:: TASK INSTRUCTIONS ::
Narrow the data below down to the lines containing "disease".

_ _ _ _ _

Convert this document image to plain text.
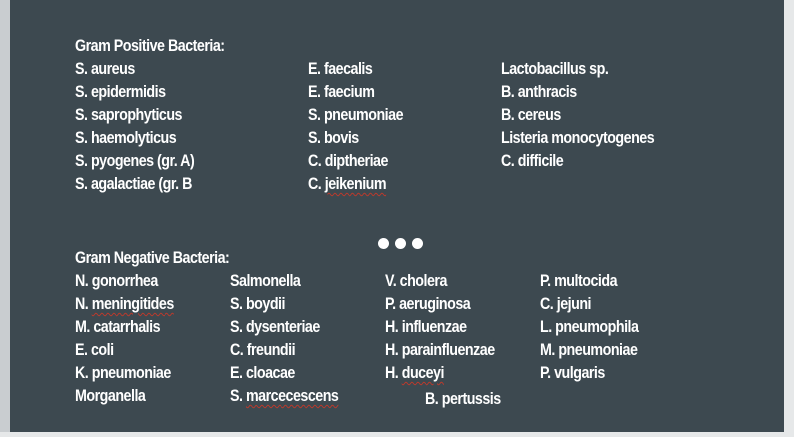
Gram Positive Bacteria:
S. aureus
S. epidermidis
S. saprophyticus
S. haemolyticus
S. pyogenes (gr. A)
S. agalactiae (gr. B
E. faecalis
E. faecium
S. pneumoniae
S. bovis
C. diptheriae
C. jeikenium
Lactobacillus sp.
B. anthracis
B. cereus
Listeria monocytogenes
C. difficile
Gram Negative Bacteria:
N. gonorrhea
N. meningitides
M. catarrhalis
E. coli
K. pneumoniae
Morganella
Salmonella
S. boydii
S. dysenteriae
C. freundii
E. cloacae
S. marcecescens
V. cholera
P. aeruginosa
H. influenzae
H. parainfluenzae
H. duceyi
B. pertussis
P. multocida
C. jejuni
L. pneumophila
M. pneumoniae
P. vulgaris
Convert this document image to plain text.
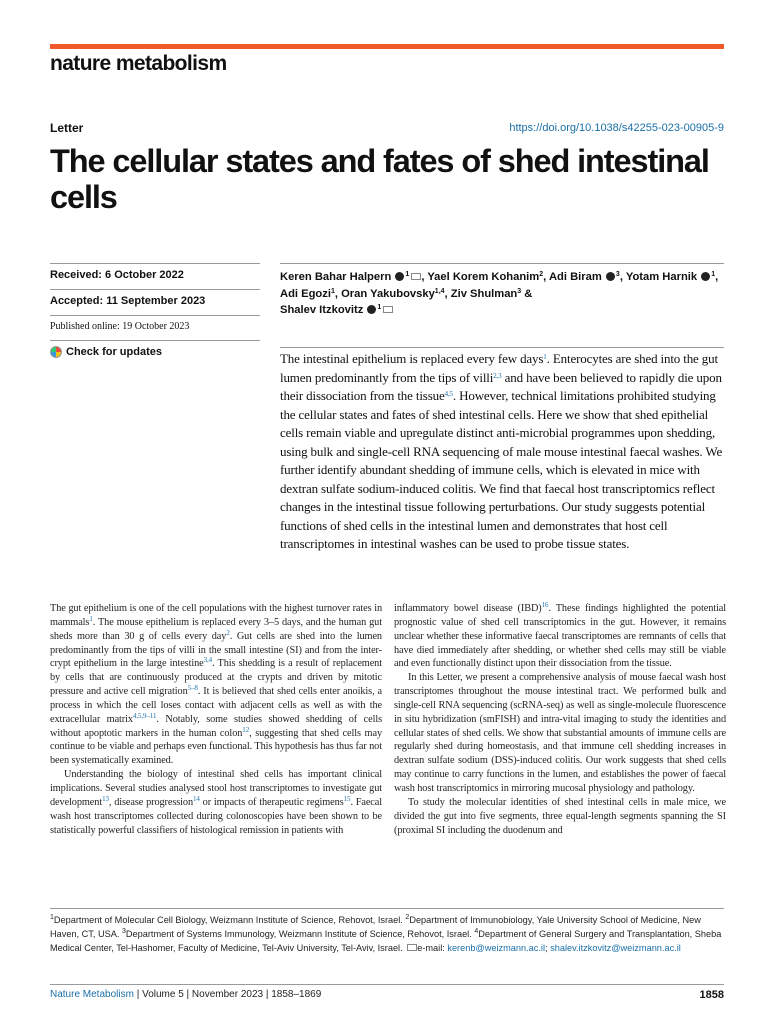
nature metabolism
Letter	https://doi.org/10.1038/s42255-023-00905-9
The cellular states and fates of shed intestinal cells
Received: 6 October 2022
Accepted: 11 September 2023
Published online: 19 October 2023
Check for updates
Keren Bahar Halpern $^1$ , Yael Korem Kohanim$^2$, Adi Biram $^3$, Yotam Harnik $^1$, Adi Egozi$^1$, Oran Yakubovsky$^{1,4}$, Ziv Shulman$^3$ &
Shalev Itzkovitz $^1$
The intestinal epithelium is replaced every few days$^1$. Enterocytes are shed into the gut lumen predominantly from the tips of villi$^{2,3}$ and have been believed to rapidly die upon their dissociation from the tissue$^{4,5}$. However, technical limitations prohibited studying the cellular states and fates of shed intestinal cells. Here we show that shed epithelial cells remain viable and upregulate distinct anti-microbial programmes upon shedding, using bulk and single-cell RNA sequencing of male mouse intestinal faecal washes. We further identify abundant shedding of immune cells, which is elevated in mice with dextran sulfate sodium-induced colitis. We find that faecal host transcriptomics reflect changes in the intestinal tissue following perturbations. Our study suggests potential functions of shed cells in the intestinal lumen and demonstrates that host cell transcriptomes in intestinal washes can be used to probe tissue states.

The gut epithelium is one of the cell populations with the highest turnover rates in mammals$^1$. The mouse epithelium is replaced every 3–5 days, and the human gut sheds more than 30 g of cells every day$^2$. Gut cells are shed into the lumen predominantly from the tips of villi in the small intestine (SI) and from the inter-crypt epithelium in the large intestine$^{3,4}$. This shedding is a result of replacement by cells that are continuously produced at the crypts and driven by mitotic pressure and active cell migration$^{5-8}$. It is believed that shed cells enter anoikis, a process in which the cell loses contact with adjacent cells as well as with the extracellular matrix$^{4,5,9-11}$. Notably, some studies showed shedding of cells without apoptotic markers in the human colon$^{12}$, suggesting that shed cells may continue to be viable and perhaps even functional. This hypothesis has thus far not been systematically examined.

Understanding the biology of intestinal shed cells has important clinical implications. Several studies analysed stool host transcriptomes to investigate gut development$^{13}$, disease progression$^{14}$ or impacts of therapeutic regimens$^{15}$. Faecal wash host transcriptomes collected during colonoscopies have been shown to be statistically powerful classifiers of histological remission in patients with

inflammatory bowel disease (IBD)$^{16}$. These findings highlighted the potential prognostic value of shed cell transcriptomics in the gut. However, it remains unclear whether these informative faecal transcriptomes are remnants of cells that have died immediately after shedding, or whether shed cells may still be viable and even functionally distinct upon their dissociation from the tissue.

In this Letter, we present a comprehensive analysis of mouse faecal wash host transcriptomes throughout the mouse intestinal tract. We performed bulk and single-cell RNA sequencing (scRNA-seq) as well as single-molecule fluorescence in situ hybridization (smFISH) and intra-vital imaging to study the identities and cellular states of shed cells. We show that substantial amounts of immune cells are regularly shed during homeostasis, and that immune cell shedding increases in dextran sulfate sodium (DSS)-induced colitis. Our work suggests that shed cells may continue to carry functions in the lumen, and establishes the power of faecal wash host transcriptomics in mirroring mucosal physiology and pathology.

To study the molecular identities of shed intestinal cells in male mice, we divided the gut into five segments, three equal-length segments spanning the SI (proximal SI including the duodenum and

$^1$Department of Molecular Cell Biology, Weizmann Institute of Science, Rehovot, Israel. $^2$Department of Immunobiology, Yale University School of Medicine, New Haven, CT, USA. $^3$Department of Systems Immunology, Weizmann Institute of Science, Rehovot, Israel. $^4$Department of General Surgery and Transplantation, Sheba Medical Center, Tel-Hashomer, Faculty of Medicine, Tel-Aviv University, Tel-Aviv, Israel. e-mail: kerenb@weizmann.ac.il; shalev.itzkovitz@weizmann.ac.il
Nature Metabolism | Volume 5 | November 2023 | 1858–1869	1858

_ _ _ _ _

:: SOLVED EXERCISE ::
Understanding the biology of intestinal shed cells has important clinical implications. Several studies analysed stool host transcriptomes to investigate gut development$^{13}$, disease progression$^{14}$ or impacts of therapeutic regimens$^{15}$. Faecal wash host transcriptomes collected during colonoscopies have been shown to be statistically powerful classifiers of histological remission in patients with
inflammatory bowel disease (IBD)$^{16}$. These findings highlighted the potential prognostic value of shed cell transcriptomics in the gut. However, it remains unclear whether these informative faecal transcriptomes are remnants of cells that have died immediately after shedding, or whether shed cells may still be viable and even functionally distinct upon their dissociation from the tissue.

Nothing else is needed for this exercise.